╭──
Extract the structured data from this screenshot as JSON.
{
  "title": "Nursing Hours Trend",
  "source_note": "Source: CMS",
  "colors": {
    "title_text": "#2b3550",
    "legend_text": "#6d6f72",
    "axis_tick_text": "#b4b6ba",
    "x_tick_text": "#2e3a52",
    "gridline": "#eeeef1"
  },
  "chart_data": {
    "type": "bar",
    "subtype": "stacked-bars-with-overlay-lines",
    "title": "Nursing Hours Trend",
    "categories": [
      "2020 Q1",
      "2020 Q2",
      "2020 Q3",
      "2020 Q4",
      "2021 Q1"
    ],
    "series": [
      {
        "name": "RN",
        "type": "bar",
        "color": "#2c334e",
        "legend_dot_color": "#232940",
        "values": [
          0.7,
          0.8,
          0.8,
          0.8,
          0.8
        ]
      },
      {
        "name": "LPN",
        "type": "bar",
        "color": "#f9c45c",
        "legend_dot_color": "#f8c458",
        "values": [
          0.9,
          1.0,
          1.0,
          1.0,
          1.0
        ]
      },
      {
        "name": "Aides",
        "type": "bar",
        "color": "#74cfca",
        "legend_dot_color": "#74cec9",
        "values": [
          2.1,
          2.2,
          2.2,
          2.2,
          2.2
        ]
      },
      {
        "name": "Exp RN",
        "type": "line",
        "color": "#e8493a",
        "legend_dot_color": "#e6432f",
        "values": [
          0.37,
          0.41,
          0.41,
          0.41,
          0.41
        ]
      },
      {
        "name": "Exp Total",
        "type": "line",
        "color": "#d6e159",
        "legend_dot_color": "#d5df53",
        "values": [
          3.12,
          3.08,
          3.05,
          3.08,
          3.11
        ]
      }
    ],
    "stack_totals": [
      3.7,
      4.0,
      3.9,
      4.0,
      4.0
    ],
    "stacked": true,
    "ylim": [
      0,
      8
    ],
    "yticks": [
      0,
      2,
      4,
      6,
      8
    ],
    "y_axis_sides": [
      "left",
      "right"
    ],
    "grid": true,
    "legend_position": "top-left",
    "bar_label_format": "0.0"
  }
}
╰──
**THE REQUEST:**
Every record should be given again exactly.

**SOLUTION TO THIS PROBLEM:**
Extract the structured data from this screenshot as JSON.
{
  "title": "Nursing Hours Trend",
  "source_note": "Source: CMS",
  "colors": {
    "title_text": "#2b3550",
    "legend_text": "#6d6f72",
    "axis_tick_text": "#b4b6ba",
    "x_tick_text": "#2e3a52",
    "gridline": "#eeeef1"
  },
  "chart_data": {
    "type": "bar",
    "subtype": "stacked-bars-with-overlay-lines",
    "title": "Nursing Hours Trend",
    "categories": [
      "2020 Q1",
      "2020 Q2",
      "2020 Q3",
      "2020 Q4",
      "2021 Q1"
    ],
    "series": [
      {
        "name": "RN",
        "type": "bar",
        "color": "#2c334e",
        "legend_dot_color": "#232940",
        "values": [
          0.7,
          0.8,
          0.8,
          0.8,
          0.8
        ]
      },
      {
        "name": "LPN",
        "type": "bar",
        "color": "#f9c45c",
        "legend_dot_color": "#f8c458",
        "values": [
          0.9,
          1.0,
          1.0,
          1.0,
          1.0
        ]
      },
      {
        "name": "Aides",
        "type": "bar",
        "color": "#74cfca",
        "legend_dot_color": "#74cec9",
        "values": [
          2.1,
          2.2,
          2.2,
          2.2,
          2.2
        ]
      },
      {
        "name": "Exp RN",
        "type": "line",
        "color": "#e8493a",
        "legend_dot_color": "#e6432f",
        "values": [
          0.37,
          0.41,
          0.41,
          0.41,
          0.41
        ]
      },
      {
        "name": "Exp Total",
        "type": "line",
        "color": "#d6e159",
        "legend_dot_color": "#d5df53",
        "values": [
          3.12,
          3.08,
          3.05,
          3.08,
          3.11
        ]
      }
    ],
    "stack_totals": [
      3.7,
      4.0,
      3.9,
      4.0,
      4.0
    ],
    "stacked": true,
    "ylim": [
      0,
      8
    ],
    "yticks": [
      0,
      2,
      4,
      6,
      8
    ],
    "y_axis_sides": [
      "left",
      "right"
    ],
    "grid": true,
    "legend_position": "top-left",
    "bar_label_format": "0.0"
  }
}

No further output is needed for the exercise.